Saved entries
--------------------------------

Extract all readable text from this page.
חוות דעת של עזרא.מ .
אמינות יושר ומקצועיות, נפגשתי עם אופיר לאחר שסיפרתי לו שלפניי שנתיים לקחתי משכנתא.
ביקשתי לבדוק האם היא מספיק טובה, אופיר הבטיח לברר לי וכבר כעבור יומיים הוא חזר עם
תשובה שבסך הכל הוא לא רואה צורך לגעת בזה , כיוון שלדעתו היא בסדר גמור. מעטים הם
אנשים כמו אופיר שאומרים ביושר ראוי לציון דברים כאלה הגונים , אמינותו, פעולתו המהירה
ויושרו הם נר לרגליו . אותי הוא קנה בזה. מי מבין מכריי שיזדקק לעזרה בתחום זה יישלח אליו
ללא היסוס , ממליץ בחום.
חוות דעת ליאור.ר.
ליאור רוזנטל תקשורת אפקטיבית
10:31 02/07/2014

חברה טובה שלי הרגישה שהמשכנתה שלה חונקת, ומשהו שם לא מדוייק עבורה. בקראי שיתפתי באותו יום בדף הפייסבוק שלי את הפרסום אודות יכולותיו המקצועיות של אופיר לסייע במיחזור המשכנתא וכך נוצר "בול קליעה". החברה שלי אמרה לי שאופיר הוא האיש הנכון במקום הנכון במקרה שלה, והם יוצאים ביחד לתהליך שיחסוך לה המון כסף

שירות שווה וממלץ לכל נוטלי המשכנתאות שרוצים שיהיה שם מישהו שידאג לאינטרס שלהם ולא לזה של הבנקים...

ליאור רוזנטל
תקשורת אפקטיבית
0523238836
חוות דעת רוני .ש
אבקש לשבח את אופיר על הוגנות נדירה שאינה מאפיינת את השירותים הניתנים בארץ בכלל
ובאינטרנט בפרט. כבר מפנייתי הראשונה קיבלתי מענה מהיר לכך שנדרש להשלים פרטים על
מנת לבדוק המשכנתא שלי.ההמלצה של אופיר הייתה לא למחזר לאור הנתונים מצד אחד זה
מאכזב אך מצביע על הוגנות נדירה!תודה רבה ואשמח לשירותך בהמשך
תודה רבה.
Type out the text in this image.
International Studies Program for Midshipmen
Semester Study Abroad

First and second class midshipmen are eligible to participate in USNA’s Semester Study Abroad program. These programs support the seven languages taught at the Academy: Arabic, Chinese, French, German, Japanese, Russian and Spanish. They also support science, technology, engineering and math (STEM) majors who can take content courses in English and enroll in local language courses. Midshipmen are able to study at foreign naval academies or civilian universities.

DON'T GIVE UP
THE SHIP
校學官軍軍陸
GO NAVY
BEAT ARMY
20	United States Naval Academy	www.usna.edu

--------------------------------

PROBLEM DETAILS
Each line containing the word "Midshipmen" counts once; say how many such lines there are, giving only the number.

WRITTEN ANSWER
2